Obsada aktorska filmu to kolejny element, w którym nie trudno uniknąć porównań do "Slumdoga". W końcu głównego bohatera w obu produkcjach gra Dev Patel. Jednakże różnica pomiędzy nimi jest taka, że w obrazie Boylea aktor wypada zdecydowanie lepiej niż w recenzowanym dzisiaj "Lionie". Problem ten wynika przede wszystkim ze scenariusza, który niezbyt dokładnie nakreśla naszą postać. Mam wrażenie jakby jej opis sprowadzał się zaledwie do kilku sentencji i adnotacji: "Graj jak w Slumdogu".  Trzeba przyznać, że aktor się bardzo stara i idzie mu to całkiem nieźle, ale szału nie ma. Zdecydowanie lepiej radzi sobie Sunny Pawar jako młody Saroo, który rewelacyjnie prezentuje się we fragmentach dotyczących młodości naszego bohatera. Jest bardzo przekonujący oraz prawdziwy dzięki czemu bez problemu polubimy graną przez niego postać. Drugi plan z kolei należy do rewelacyjnej Nicole Kidman, która choć nie pojawia się w produkcji zbyt często, to jednak zdecydowanie zasługuje na miano najlepszej aktorki w produkcji. Natomiast Rooney Mara niby w filmie jest, ale tak naprawdę jej nie ma. Jej bohaterka jest tak niewyraźna i bez charakteru, że właściwie mogłoby jej w obrazie w ogóle nie być. Co gorsze nawet nie widać żeby aktorka próbowała cokolwiek z tym zrobić. Po prostu gra na autopilocie prezentując nam sprawdzone miny bez większego przekonania. Wygląda na to, że to już będzie u niej taki standard. Przeplatanie rewelacyjnych kreacji z tymi nie nadającymi się do niczego. Co zrobić... Na ekranie pojawiają się jeszcze David Wenham, Abhishek Bharate, Divian Ladwa oraz Priyanka Bose.

Strona techniczna produkcji jest jedną z jej najlepszych rzeczy. Głównie za sprawą przepięknych zdjęć Greiga Fasera, który potrafi uchwycić piękno chwili i zachwycić nas niesamowitymi widokami krajobrazów, ale również ciekawym ukazaniem codziennego życia. Dużą rolę w obrazie odgrywa również muzyka Dustina O'Hallorana oraz Volkera Bertelmanna, która urzeka nas stonowanymi dźwiękami fortepianu oraz skrzypiec. Bardzo dobrze prezentuje się również scenografia, kostiumy oraz charakteryzacja.

Dostarczony wykaz:
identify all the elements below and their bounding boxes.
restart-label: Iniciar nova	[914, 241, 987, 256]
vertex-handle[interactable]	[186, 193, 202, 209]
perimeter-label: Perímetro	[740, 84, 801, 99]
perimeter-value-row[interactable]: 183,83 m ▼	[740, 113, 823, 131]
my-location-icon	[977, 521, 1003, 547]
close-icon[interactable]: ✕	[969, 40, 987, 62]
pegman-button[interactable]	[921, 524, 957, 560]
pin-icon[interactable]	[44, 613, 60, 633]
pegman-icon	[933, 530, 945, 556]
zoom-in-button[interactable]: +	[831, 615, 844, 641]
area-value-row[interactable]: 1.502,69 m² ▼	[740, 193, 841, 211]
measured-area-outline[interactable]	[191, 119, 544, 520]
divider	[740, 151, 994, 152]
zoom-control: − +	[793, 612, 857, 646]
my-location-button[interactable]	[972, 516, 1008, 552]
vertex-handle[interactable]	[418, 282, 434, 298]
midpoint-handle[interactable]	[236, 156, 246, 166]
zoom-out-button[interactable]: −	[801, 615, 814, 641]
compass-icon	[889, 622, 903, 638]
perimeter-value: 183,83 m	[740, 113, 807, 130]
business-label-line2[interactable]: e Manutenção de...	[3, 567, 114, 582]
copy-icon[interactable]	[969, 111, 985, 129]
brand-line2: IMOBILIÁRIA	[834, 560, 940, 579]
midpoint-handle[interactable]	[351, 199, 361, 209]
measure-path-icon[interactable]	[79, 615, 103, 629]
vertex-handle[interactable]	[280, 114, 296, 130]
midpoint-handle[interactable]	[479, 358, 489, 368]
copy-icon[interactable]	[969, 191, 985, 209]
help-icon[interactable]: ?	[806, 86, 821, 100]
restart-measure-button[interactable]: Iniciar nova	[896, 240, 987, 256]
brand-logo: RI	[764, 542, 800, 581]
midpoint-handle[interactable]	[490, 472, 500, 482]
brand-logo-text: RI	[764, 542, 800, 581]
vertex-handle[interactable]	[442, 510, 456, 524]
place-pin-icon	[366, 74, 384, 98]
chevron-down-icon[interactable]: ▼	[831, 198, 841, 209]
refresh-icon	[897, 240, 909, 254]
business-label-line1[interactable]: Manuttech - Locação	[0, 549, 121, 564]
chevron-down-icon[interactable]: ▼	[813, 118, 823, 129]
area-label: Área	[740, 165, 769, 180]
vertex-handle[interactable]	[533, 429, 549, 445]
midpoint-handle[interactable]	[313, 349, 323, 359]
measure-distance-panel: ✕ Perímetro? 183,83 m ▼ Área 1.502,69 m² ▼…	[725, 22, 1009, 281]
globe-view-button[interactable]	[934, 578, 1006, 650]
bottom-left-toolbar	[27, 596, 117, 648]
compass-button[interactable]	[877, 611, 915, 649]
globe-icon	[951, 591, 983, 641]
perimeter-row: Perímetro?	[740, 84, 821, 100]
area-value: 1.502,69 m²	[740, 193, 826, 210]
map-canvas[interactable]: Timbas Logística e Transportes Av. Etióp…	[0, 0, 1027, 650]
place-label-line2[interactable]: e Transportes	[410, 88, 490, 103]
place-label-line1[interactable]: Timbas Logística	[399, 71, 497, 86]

Treść zadania: Podaj jeszcze raz, słowo w słowo, fragment recenzji filmu „Lion” od „Strona techniczna produkcji” do „kostiumy oraz charakteryzacja.”.

Wynik:
Strona techniczna produkcji jest jedną z jej najlepszych rzeczy. Głównie za sprawą przepięknych zdjęć Greiga Fasera, który potrafi uchwycić piękno chwili i zachwycić nas niesamowitymi widokami krajobrazów, ale również ciekawym ukazaniem codziennego życia. Dużą rolę w obrazie odgrywa również muzyka Dustina O'Hallorana oraz Volkera Bertelmanna, która urzeka nas stonowanymi dźwiękami fortepianu oraz skrzypiec. Bardzo dobrze prezentuje się również scenografia, kostiumy oraz charakteryzacja.